_AIM OF THE EXERCISE_
Gather up the lines with the word "Komponens" in them.

_ROWS_
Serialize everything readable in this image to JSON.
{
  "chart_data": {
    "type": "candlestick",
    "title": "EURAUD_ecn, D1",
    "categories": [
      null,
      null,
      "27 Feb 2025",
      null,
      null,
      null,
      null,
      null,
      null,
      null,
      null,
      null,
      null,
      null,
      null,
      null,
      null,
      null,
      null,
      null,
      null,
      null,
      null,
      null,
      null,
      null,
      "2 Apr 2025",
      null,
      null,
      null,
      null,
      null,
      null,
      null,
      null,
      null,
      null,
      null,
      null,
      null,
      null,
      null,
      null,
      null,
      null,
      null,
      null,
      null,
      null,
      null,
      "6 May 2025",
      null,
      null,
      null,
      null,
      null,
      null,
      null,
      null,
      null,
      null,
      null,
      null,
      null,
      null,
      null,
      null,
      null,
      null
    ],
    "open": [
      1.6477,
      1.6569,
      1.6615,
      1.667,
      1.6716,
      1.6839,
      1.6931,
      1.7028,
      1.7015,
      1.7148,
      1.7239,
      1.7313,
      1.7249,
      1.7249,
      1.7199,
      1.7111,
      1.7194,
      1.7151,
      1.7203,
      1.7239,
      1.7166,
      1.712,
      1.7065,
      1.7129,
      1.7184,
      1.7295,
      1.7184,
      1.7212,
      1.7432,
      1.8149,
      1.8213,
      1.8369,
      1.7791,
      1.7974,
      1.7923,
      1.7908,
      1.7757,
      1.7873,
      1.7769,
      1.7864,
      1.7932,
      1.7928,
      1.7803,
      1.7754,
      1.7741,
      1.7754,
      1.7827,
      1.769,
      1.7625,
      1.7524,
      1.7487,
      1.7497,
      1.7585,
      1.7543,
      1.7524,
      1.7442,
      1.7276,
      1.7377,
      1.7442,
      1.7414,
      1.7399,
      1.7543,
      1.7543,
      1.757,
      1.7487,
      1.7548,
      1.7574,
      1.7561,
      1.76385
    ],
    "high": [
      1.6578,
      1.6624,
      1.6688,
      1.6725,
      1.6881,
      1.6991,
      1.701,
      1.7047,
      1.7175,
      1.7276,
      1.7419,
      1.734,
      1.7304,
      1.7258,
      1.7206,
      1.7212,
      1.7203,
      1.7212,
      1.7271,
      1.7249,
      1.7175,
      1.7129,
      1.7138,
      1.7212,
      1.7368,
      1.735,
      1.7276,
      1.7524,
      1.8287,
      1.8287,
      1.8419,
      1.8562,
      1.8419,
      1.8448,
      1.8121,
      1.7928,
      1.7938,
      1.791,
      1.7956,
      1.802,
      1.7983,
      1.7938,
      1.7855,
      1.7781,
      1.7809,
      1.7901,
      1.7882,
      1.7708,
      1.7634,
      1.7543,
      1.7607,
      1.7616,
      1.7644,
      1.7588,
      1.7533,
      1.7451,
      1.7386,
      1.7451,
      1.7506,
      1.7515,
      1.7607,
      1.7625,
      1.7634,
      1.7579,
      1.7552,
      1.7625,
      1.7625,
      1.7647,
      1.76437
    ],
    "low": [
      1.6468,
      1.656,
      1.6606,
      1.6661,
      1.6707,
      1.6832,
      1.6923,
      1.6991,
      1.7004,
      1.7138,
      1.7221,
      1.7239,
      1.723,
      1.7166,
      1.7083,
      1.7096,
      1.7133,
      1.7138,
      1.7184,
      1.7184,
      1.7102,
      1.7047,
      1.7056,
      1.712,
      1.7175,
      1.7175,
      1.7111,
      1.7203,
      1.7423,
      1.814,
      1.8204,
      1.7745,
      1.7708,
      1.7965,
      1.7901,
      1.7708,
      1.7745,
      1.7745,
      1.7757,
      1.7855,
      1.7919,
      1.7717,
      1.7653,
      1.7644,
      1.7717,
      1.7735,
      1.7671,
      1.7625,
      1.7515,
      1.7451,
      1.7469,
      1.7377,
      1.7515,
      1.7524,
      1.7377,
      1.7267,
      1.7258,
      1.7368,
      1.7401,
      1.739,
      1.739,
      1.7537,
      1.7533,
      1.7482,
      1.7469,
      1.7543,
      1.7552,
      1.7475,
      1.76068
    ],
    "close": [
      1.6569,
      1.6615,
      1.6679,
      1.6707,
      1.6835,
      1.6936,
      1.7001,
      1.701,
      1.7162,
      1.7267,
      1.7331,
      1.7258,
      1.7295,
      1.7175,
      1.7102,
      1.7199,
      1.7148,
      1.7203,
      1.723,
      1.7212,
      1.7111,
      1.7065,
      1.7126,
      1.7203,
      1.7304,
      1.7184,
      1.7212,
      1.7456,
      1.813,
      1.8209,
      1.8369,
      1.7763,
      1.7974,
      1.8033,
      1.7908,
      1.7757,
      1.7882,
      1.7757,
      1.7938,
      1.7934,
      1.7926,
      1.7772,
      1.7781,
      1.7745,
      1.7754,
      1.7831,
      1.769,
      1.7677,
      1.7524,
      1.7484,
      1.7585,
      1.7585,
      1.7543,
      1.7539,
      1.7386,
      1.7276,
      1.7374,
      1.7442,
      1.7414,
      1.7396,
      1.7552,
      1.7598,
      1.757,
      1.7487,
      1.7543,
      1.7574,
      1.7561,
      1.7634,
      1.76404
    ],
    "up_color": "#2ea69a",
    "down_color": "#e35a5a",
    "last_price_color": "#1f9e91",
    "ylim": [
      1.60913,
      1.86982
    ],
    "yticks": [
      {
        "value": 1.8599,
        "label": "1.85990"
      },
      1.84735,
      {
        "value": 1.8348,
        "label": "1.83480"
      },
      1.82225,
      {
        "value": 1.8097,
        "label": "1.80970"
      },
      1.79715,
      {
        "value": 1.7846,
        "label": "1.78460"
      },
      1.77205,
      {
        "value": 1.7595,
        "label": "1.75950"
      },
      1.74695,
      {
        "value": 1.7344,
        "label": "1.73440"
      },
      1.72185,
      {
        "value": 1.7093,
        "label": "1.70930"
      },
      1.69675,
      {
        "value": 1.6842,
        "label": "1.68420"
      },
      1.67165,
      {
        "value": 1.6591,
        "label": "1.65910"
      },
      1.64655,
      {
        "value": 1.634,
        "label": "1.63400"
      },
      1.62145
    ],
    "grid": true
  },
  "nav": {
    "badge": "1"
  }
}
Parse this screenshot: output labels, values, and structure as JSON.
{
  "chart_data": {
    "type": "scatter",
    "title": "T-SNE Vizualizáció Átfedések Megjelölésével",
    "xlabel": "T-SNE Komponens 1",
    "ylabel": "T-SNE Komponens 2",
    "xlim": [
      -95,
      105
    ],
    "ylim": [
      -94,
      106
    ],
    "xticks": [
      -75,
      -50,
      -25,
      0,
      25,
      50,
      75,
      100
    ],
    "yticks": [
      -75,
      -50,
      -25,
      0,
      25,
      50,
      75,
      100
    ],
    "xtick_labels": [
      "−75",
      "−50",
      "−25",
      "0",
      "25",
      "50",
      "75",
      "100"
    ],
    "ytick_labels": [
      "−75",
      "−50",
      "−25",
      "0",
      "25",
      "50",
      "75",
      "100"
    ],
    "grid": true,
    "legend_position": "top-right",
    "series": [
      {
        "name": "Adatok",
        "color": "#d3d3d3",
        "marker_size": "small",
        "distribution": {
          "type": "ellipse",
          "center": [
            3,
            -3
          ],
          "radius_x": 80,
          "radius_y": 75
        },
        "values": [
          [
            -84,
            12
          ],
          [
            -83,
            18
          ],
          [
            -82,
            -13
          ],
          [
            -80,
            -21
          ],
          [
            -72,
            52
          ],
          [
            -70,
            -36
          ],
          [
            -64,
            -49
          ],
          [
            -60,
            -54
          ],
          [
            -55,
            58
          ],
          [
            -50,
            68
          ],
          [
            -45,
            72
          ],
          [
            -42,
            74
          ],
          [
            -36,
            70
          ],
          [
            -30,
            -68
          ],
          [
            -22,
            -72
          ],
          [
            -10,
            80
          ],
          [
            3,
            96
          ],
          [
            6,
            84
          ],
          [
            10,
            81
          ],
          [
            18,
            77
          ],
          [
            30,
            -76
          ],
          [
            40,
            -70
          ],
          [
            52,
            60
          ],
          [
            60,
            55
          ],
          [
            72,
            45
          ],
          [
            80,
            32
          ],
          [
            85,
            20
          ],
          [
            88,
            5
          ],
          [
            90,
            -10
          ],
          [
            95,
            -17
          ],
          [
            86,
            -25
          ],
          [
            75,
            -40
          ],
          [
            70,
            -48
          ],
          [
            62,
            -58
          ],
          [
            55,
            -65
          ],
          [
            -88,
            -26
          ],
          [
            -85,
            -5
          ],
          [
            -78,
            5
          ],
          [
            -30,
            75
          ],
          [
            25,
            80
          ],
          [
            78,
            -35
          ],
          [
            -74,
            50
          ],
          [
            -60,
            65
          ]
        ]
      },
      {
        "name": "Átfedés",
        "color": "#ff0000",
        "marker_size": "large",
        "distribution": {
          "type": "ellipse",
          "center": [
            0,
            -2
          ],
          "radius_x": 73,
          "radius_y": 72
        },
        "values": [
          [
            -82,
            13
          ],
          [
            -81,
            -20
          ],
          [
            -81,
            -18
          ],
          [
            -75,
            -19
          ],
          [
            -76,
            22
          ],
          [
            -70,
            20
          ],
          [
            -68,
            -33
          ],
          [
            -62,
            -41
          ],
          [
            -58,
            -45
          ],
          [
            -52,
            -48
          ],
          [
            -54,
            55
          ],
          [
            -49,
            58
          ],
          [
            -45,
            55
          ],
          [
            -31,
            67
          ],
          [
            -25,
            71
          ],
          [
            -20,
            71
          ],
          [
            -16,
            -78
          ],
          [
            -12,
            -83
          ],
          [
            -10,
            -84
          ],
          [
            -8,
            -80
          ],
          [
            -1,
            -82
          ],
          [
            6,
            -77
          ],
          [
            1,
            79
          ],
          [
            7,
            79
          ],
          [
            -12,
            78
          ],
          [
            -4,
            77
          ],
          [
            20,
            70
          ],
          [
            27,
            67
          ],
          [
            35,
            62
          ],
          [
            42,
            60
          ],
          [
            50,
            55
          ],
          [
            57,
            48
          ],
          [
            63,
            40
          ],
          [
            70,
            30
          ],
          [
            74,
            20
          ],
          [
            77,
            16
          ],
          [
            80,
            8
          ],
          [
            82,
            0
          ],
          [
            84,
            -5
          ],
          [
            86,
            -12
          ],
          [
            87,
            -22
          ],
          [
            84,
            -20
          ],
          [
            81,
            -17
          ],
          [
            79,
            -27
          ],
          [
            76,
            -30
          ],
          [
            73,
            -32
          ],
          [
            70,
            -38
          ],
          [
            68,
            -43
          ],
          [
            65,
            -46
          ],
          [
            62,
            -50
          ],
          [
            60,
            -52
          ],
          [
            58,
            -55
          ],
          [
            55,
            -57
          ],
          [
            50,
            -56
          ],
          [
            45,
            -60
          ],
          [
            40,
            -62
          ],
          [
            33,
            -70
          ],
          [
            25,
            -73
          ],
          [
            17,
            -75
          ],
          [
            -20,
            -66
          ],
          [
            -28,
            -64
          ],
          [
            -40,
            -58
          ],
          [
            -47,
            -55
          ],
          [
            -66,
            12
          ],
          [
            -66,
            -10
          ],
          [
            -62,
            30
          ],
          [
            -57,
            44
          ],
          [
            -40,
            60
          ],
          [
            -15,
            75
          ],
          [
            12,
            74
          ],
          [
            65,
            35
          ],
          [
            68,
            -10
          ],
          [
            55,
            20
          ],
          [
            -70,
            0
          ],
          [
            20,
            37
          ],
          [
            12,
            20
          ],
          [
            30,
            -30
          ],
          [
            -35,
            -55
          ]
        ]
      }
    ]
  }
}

_WRITTEN ANSWER_
    "xlabel": "T-SNE Komponens 1",
    "ylabel": "T-SNE Komponens 2",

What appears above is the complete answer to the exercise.